* PROVIDED DATA
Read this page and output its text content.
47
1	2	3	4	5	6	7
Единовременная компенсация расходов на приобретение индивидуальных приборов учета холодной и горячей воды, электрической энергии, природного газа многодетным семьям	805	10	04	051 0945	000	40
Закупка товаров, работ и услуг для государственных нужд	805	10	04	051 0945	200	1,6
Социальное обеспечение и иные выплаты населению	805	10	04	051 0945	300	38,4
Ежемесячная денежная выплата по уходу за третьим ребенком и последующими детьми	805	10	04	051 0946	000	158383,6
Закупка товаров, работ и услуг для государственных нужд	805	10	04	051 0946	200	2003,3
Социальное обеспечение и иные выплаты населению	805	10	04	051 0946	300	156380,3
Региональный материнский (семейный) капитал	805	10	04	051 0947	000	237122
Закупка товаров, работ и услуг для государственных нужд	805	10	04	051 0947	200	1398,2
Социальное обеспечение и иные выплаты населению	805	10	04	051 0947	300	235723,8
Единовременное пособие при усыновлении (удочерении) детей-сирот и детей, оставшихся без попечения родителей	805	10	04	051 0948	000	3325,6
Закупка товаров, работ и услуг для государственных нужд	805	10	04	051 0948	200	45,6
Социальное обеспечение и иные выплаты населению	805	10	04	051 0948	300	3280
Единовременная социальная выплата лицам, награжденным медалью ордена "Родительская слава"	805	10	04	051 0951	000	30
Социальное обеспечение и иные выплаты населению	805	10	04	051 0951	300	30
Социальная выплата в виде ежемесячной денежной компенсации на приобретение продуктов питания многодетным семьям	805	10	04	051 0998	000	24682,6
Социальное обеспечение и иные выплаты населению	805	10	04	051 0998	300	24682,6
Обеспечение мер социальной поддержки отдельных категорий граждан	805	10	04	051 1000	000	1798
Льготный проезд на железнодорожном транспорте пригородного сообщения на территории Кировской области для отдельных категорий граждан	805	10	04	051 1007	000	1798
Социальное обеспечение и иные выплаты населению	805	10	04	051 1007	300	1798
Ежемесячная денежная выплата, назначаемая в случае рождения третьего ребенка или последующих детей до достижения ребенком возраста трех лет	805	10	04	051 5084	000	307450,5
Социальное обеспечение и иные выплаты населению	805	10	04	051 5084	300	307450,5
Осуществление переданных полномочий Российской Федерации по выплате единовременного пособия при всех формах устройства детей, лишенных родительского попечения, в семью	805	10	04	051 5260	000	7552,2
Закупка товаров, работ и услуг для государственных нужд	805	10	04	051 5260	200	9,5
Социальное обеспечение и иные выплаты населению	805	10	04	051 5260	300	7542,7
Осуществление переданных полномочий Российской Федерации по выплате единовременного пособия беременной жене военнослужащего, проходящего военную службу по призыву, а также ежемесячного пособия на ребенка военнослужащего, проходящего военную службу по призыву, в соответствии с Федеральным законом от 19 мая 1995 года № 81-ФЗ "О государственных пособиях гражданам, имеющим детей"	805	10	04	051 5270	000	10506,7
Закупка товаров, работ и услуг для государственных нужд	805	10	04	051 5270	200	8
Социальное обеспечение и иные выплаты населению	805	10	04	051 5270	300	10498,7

* WHAT TO DO
Transcribe all of the material exactly. Omit nothing.

* PROBLEM SOLUTION
Read this page and output its text content.
47
1	2	3	4	5	6	7
Единовременная компенсация расходов на приобретение индивидуальных приборов учета холодной и горячей воды, электрической энергии, природного газа многодетным семьям	805	10	04	051 0945	000	40
Закупка товаров, работ и услуг для государственных нужд	805	10	04	051 0945	200	1,6
Социальное обеспечение и иные выплаты населению	805	10	04	051 0945	300	38,4
Ежемесячная денежная выплата по уходу за третьим ребенком и последующими детьми	805	10	04	051 0946	000	158383,6
Закупка товаров, работ и услуг для государственных нужд	805	10	04	051 0946	200	2003,3
Социальное обеспечение и иные выплаты населению	805	10	04	051 0946	300	156380,3
Региональный материнский (семейный) капитал	805	10	04	051 0947	000	237122
Закупка товаров, работ и услуг для государственных нужд	805	10	04	051 0947	200	1398,2
Социальное обеспечение и иные выплаты населению	805	10	04	051 0947	300	235723,8
Единовременное пособие при усыновлении (удочерении) детей-сирот и детей, оставшихся без попечения родителей	805	10	04	051 0948	000	3325,6
Закупка товаров, работ и услуг для государственных нужд	805	10	04	051 0948	200	45,6
Социальное обеспечение и иные выплаты населению	805	10	04	051 0948	300	3280
Единовременная социальная выплата лицам, награжденным медалью ордена "Родительская слава"	805	10	04	051 0951	000	30
Социальное обеспечение и иные выплаты населению	805	10	04	051 0951	300	30
Социальная выплата в виде ежемесячной денежной компенсации на приобретение продуктов питания многодетным семьям	805	10	04	051 0998	000	24682,6
Социальное обеспечение и иные выплаты населению	805	10	04	051 0998	300	24682,6
Обеспечение мер социальной поддержки отдельных категорий граждан	805	10	04	051 1000	000	1798
Льготный проезд на железнодорожном транспорте пригородного сообщения на территории Кировской области для отдельных категорий граждан	805	10	04	051 1007	000	1798
Социальное обеспечение и иные выплаты населению	805	10	04	051 1007	300	1798
Ежемесячная денежная выплата, назначаемая в случае рождения третьего ребенка или последующих детей до достижения ребенком возраста трех лет	805	10	04	051 5084	000	307450,5
Социальное обеспечение и иные выплаты населению	805	10	04	051 5084	300	307450,5
Осуществление переданных полномочий Российской Федерации по выплате единовременного пособия при всех формах устройства детей, лишенных родительского попечения, в семью	805	10	04	051 5260	000	7552,2
Закупка товаров, работ и услуг для государственных нужд	805	10	04	051 5260	200	9,5
Социальное обеспечение и иные выплаты населению	805	10	04	051 5260	300	7542,7
Осуществление переданных полномочий Российской Федерации по выплате единовременного пособия беременной жене военнослужащего, проходящего военную службу по призыву, а также ежемесячного пособия на ребенка военнослужащего, проходящего военную службу по призыву, в соответствии с Федеральным законом от 19 мая 1995 года № 81-ФЗ "О государственных пособиях гражданам, имеющим детей"	805	10	04	051 5270	000	10506,7
Закупка товаров, работ и услуг для государственных нужд	805	10	04	051 5270	200	8
Социальное обеспечение и иные выплаты населению	805	10	04	051 5270	300	10498,7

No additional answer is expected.